(A run of records)
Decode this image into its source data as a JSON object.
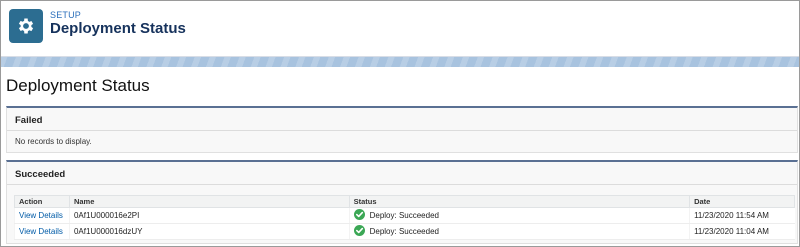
{
  "header": {
    "breadcrumb": "SETUP",
    "title": "Deployment Status"
  },
  "page": {
    "title": "Deployment Status"
  },
  "failed": {
    "title": "Failed",
    "empty_text": "No records to display."
  },
  "succeeded": {
    "title": "Succeeded",
    "columns": [
      "Action",
      "Name",
      "Status",
      "Date"
    ],
    "rows": [
      {
        "action": "View Details",
        "name": "0Af1U000016e2PI",
        "status": "Deploy: Succeeded",
        "date": "11/23/2020 11:54 AM"
      },
      {
        "action": "View Details",
        "name": "0Af1U000016dzUY",
        "status": "Deploy: Succeeded",
        "date": "11/23/2020 11:04 AM"
      }
    ]
  },
  "colors": {
    "accent": "#2c6d91",
    "section_border": "#5a7093",
    "success": "#3ba755",
    "link": "#015ba7"
  },
  "icons": {
    "setup": "gear-icon",
    "status_ok": "check-circle-icon"
  }
}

Written problem:
Reproduce each line exactly as it appears, omitting the pictures.

Correct response:
Decode this image into its source data as a JSON object.
{
  "header": {
    "breadcrumb": "SETUP",
    "title": "Deployment Status"
  },
  "page": {
    "title": "Deployment Status"
  },
  "failed": {
    "title": "Failed",
    "empty_text": "No records to display."
  },
  "succeeded": {
    "title": "Succeeded",
    "columns": [
      "Action",
      "Name",
      "Status",
      "Date"
    ],
    "rows": [
      {
        "action": "View Details",
        "name": "0Af1U000016e2PI",
        "status": "Deploy: Succeeded",
        "date": "11/23/2020 11:54 AM"
      },
      {
        "action": "View Details",
        "name": "0Af1U000016dzUY",
        "status": "Deploy: Succeeded",
        "date": "11/23/2020 11:04 AM"
      }
    ]
  },
  "colors": {
    "accent": "#2c6d91",
    "section_border": "#5a7093",
    "success": "#3ba755",
    "link": "#015ba7"
  },
  "icons": {
    "setup": "gear-icon",
    "status_ok": "check-circle-icon"
  }
}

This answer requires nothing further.